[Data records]
_ _ _ _ _ _ _

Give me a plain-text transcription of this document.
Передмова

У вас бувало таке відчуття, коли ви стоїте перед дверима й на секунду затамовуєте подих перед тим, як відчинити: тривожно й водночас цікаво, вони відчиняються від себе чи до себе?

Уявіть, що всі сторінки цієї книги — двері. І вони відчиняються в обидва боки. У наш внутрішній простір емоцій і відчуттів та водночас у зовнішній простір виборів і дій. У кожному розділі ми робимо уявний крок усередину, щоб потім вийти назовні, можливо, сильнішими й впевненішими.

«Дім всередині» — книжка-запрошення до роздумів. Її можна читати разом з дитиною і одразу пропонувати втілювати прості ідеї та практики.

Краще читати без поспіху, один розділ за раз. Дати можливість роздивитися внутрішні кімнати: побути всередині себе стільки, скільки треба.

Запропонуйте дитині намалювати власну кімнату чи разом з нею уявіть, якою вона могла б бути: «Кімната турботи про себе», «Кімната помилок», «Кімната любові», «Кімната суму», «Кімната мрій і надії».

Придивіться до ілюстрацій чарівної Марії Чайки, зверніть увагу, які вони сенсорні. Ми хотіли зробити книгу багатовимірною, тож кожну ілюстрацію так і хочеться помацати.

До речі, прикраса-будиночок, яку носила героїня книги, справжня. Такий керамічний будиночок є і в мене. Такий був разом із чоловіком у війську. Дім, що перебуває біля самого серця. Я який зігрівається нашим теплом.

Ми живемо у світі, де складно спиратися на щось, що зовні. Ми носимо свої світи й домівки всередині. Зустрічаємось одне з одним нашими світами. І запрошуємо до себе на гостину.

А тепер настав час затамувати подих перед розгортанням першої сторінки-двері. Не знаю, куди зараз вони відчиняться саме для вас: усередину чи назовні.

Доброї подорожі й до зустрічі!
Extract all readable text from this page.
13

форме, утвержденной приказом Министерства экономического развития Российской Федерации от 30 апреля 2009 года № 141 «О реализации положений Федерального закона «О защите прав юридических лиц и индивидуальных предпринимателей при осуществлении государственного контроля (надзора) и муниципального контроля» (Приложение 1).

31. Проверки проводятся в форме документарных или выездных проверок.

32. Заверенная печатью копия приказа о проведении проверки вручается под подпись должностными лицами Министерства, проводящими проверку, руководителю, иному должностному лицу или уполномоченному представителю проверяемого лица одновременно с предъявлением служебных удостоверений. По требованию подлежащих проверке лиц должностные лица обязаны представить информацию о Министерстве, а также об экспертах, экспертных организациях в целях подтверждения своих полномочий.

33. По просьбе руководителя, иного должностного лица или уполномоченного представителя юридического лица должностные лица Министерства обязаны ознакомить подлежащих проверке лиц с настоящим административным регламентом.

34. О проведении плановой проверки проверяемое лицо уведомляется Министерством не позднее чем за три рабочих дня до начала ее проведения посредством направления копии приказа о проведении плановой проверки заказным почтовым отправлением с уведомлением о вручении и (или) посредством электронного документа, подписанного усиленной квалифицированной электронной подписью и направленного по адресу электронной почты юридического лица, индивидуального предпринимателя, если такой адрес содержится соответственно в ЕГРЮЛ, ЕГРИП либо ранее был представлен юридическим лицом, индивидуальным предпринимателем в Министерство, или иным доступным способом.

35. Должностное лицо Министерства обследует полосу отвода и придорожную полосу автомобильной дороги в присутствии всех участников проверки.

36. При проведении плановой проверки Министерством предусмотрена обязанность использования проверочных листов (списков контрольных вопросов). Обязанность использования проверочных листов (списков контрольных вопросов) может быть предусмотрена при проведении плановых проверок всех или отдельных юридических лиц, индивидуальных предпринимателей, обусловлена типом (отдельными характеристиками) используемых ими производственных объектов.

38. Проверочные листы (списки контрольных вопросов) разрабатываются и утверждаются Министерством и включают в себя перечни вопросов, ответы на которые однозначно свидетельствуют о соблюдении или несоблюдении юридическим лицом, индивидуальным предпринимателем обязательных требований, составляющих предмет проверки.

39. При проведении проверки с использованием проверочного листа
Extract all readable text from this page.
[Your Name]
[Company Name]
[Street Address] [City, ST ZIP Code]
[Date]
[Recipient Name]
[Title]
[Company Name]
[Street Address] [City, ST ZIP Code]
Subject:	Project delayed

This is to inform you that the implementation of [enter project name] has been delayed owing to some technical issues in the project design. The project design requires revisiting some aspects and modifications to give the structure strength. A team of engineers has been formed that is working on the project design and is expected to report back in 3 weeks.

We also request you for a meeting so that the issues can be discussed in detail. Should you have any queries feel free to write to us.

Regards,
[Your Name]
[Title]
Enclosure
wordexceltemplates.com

_ _ _ _ _ _ _

TASK DIRECTIONS: Find the word "подлежащих" in the entries above and gather every line that holds it.

EXERCISE ANSWER:
32. Заверенная печатью копия приказа о проведении проверки вручается под подпись должностными лицами Министерства, проводящими проверку, руководителю, иному должностному лицу или уполномоченному представителю проверяемого лица одновременно с предъявлением служебных удостоверений. По требованию подлежащих проверке лиц должностные лица обязаны представить информацию о Министерстве, а также об экспертах, экспертных организациях в целях подтверждения своих полномочий.
33. По просьбе руководителя, иного должностного лица или уполномоченного представителя юридического лица должностные лица Министерства обязаны ознакомить подлежащих проверке лиц с настоящим административным регламентом.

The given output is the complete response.